• [Set problem]: Copy the lines holding the word "calculations", all of them.

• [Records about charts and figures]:
□ □ □ □ □

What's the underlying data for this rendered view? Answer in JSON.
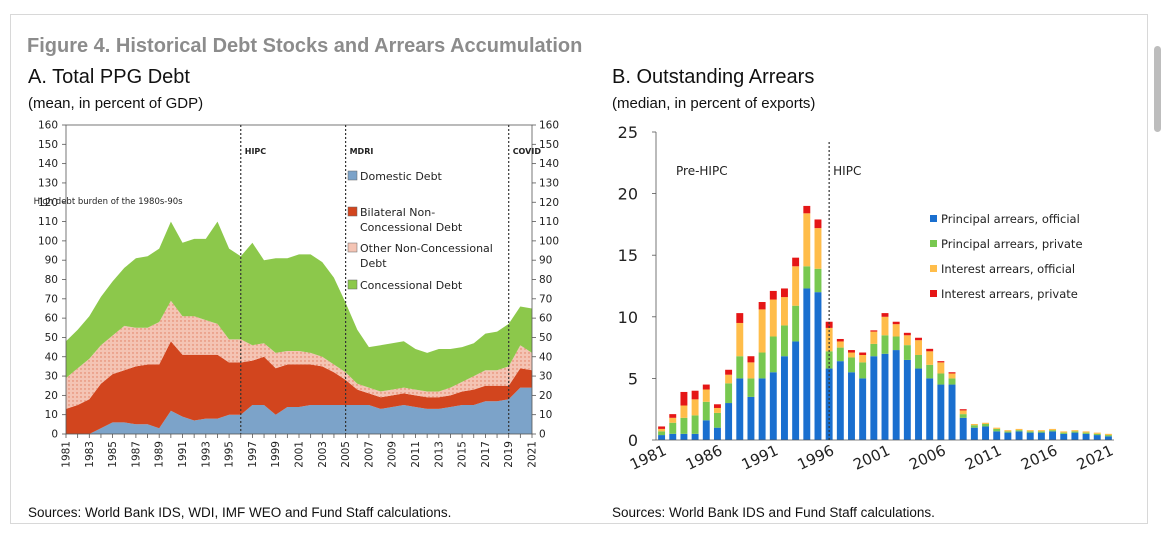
{
  "figure_title": "Figure 4. Historical Debt Stocks and Arrears Accumulation",
  "panel_a": {
    "title": "A. Total PPG Debt",
    "subtitle": "(mean, in percent of GDP)",
    "source": "Sources: World Bank IDS, WDI, IMF WEO and Fund Staff calculations."
  },
  "panel_b": {
    "title": "B. Outstanding Arrears",
    "subtitle": "(median, in percent of exports)",
    "source": "Sources: World Bank IDS and Fund Staff calculations."
  },
  "chart_data": [
    {
      "type": "area",
      "stacked": true,
      "title": "A. Total PPG Debt",
      "ylabel": "(mean, in percent of GDP)",
      "x": [
        1981,
        1982,
        1983,
        1984,
        1985,
        1986,
        1987,
        1988,
        1989,
        1990,
        1991,
        1992,
        1993,
        1994,
        1995,
        1996,
        1997,
        1998,
        1999,
        2000,
        2001,
        2002,
        2003,
        2004,
        2005,
        2006,
        2007,
        2008,
        2009,
        2010,
        2011,
        2012,
        2013,
        2014,
        2015,
        2016,
        2017,
        2018,
        2019,
        2020,
        2021
      ],
      "x_tick_labels": [
        "1981",
        "1983",
        "1985",
        "1987",
        "1989",
        "1991",
        "1993",
        "1995",
        "1997",
        "1999",
        "2001",
        "2003",
        "2005",
        "2007",
        "2009",
        "2011",
        "2013",
        "2015",
        "2017",
        "2019",
        "2021"
      ],
      "ylim": [
        0,
        160
      ],
      "y_ticks": [
        "0",
        "10",
        "20",
        "30",
        "40",
        "50",
        "60",
        "70",
        "80",
        "90",
        "100",
        "110",
        "120",
        "130",
        "140",
        "150",
        "160"
      ],
      "grid": false,
      "legend_position": "right",
      "series": [
        {
          "name": "Domestic Debt",
          "color": "#7ca3c9",
          "values": [
            0,
            0,
            0,
            3,
            6,
            6,
            5,
            5,
            3,
            12,
            9,
            7,
            8,
            8,
            10,
            10,
            15,
            15,
            10,
            14,
            14,
            15,
            15,
            15,
            15,
            15,
            15,
            13,
            14,
            15,
            14,
            13,
            13,
            14,
            15,
            15,
            17,
            17,
            18,
            24,
            24
          ]
        },
        {
          "name": "Bilateral Non-Concessional Debt",
          "color": "#d2451e",
          "values": [
            13,
            15,
            18,
            23,
            25,
            27,
            30,
            31,
            33,
            36,
            32,
            34,
            33,
            33,
            27,
            27,
            23,
            25,
            24,
            22,
            22,
            21,
            20,
            17,
            13,
            8,
            6,
            6,
            6,
            6,
            6,
            6,
            6,
            6,
            7,
            8,
            8,
            8,
            7,
            10,
            9
          ]
        },
        {
          "name": "Other Non-Concessional Debt",
          "color": "#f4c4b4",
          "values": [
            16,
            19,
            21,
            20,
            20,
            23,
            20,
            19,
            22,
            21,
            20,
            20,
            18,
            16,
            12,
            12,
            8,
            7,
            8,
            7,
            7,
            6,
            5,
            4,
            4,
            3,
            3,
            3,
            3,
            3,
            3,
            3,
            3,
            4,
            5,
            7,
            8,
            8,
            10,
            12,
            9
          ]
        },
        {
          "name": "Concessional Debt",
          "color": "#8cc84b",
          "values": [
            19,
            20,
            22,
            25,
            28,
            30,
            36,
            37,
            38,
            41,
            38,
            40,
            42,
            53,
            47,
            43,
            53,
            43,
            49,
            48,
            50,
            51,
            49,
            45,
            36,
            28,
            21,
            24,
            24,
            24,
            21,
            20,
            22,
            20,
            18,
            17,
            19,
            20,
            22,
            20,
            23
          ]
        }
      ],
      "annotations": [
        {
          "text": "High debt burden of the 1980s-90s",
          "x": 1986.8,
          "y": 119
        },
        {
          "text": "HIPC",
          "vline_x": 1996
        },
        {
          "text": "MDRI",
          "vline_x": 2005
        },
        {
          "text": "COVID",
          "vline_x": 2019
        }
      ]
    },
    {
      "type": "bar",
      "stacked": true,
      "title": "B. Outstanding Arrears",
      "ylabel": "(median, in percent of exports)",
      "categories": [
        1981,
        1982,
        1983,
        1984,
        1985,
        1986,
        1987,
        1988,
        1989,
        1990,
        1991,
        1992,
        1993,
        1994,
        1995,
        1996,
        1997,
        1998,
        1999,
        2000,
        2001,
        2002,
        2003,
        2004,
        2005,
        2006,
        2007,
        2008,
        2009,
        2010,
        2011,
        2012,
        2013,
        2014,
        2015,
        2016,
        2017,
        2018,
        2019,
        2020,
        2021
      ],
      "x_tick_labels": [
        "1981",
        "1986",
        "1991",
        "1996",
        "2001",
        "2006",
        "2011",
        "2016",
        "2021"
      ],
      "ylim": [
        0,
        25
      ],
      "y_ticks": [
        "0",
        "5",
        "10",
        "15",
        "20",
        "25"
      ],
      "grid": false,
      "legend_position": "right",
      "series": [
        {
          "name": "Principal arrears, official",
          "color": "#1a6fcf",
          "values": [
            0.4,
            0.5,
            0.5,
            0.5,
            1.6,
            1.0,
            3.0,
            5.0,
            3.5,
            5.0,
            5.5,
            6.8,
            8.0,
            12.3,
            12.0,
            5.8,
            6.4,
            5.5,
            5.0,
            6.8,
            7.0,
            7.3,
            6.5,
            5.8,
            5.0,
            4.5,
            4.5,
            1.8,
            1.0,
            1.1,
            0.7,
            0.6,
            0.7,
            0.6,
            0.6,
            0.7,
            0.5,
            0.6,
            0.5,
            0.4,
            0.3
          ]
        },
        {
          "name": "Principal arrears, private",
          "color": "#78c850",
          "values": [
            0.3,
            0.9,
            1.3,
            1.5,
            1.5,
            1.2,
            1.6,
            1.8,
            1.5,
            2.1,
            2.9,
            2.5,
            2.9,
            1.8,
            1.9,
            1.4,
            1.1,
            1.2,
            1.3,
            1.0,
            1.5,
            1.1,
            1.2,
            1.1,
            1.1,
            0.9,
            0.5,
            0.3,
            0.2,
            0.2,
            0.2,
            0.1,
            0.1,
            0.1,
            0.1,
            0.1,
            0.1,
            0.1,
            0.1,
            0.1,
            0.1
          ]
        },
        {
          "name": "Interest arrears, official",
          "color": "#ffbd4a",
          "values": [
            0.2,
            0.4,
            1.0,
            1.3,
            1.0,
            0.4,
            0.7,
            2.7,
            1.3,
            3.5,
            3.0,
            2.3,
            3.2,
            4.3,
            3.3,
            1.9,
            0.5,
            0.4,
            0.6,
            1.0,
            1.5,
            1.0,
            0.8,
            1.2,
            1.1,
            0.9,
            0.4,
            0.3,
            0.1,
            0.1,
            0.1,
            0.1,
            0.1,
            0.1,
            0.1,
            0.1,
            0.1,
            0.1,
            0.1,
            0.1,
            0.1
          ]
        },
        {
          "name": "Interest arrears, private",
          "color": "#e51616",
          "values": [
            0.2,
            0.3,
            1.1,
            0.7,
            0.4,
            0.3,
            0.4,
            0.8,
            0.5,
            0.6,
            0.7,
            0.7,
            0.7,
            0.6,
            0.7,
            0.5,
            0.2,
            0.2,
            0.2,
            0.1,
            0.3,
            0.2,
            0.2,
            0.2,
            0.2,
            0.1,
            0.1,
            0.1,
            0,
            0,
            0,
            0,
            0,
            0,
            0,
            0,
            0,
            0,
            0,
            0,
            0
          ]
        }
      ],
      "annotations": [
        {
          "text": "Pre-HIPC",
          "x": 1985.5,
          "y": 22
        },
        {
          "text": "HIPC",
          "vline_x": 1996
        }
      ]
    }
  ]
}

□ □ □ □ □

• [Answer below]:
    "source": "Sources: World Bank IDS, WDI, IMF WEO and Fund Staff calculations."
    "source": "Sources: World Bank IDS and Fund Staff calculations."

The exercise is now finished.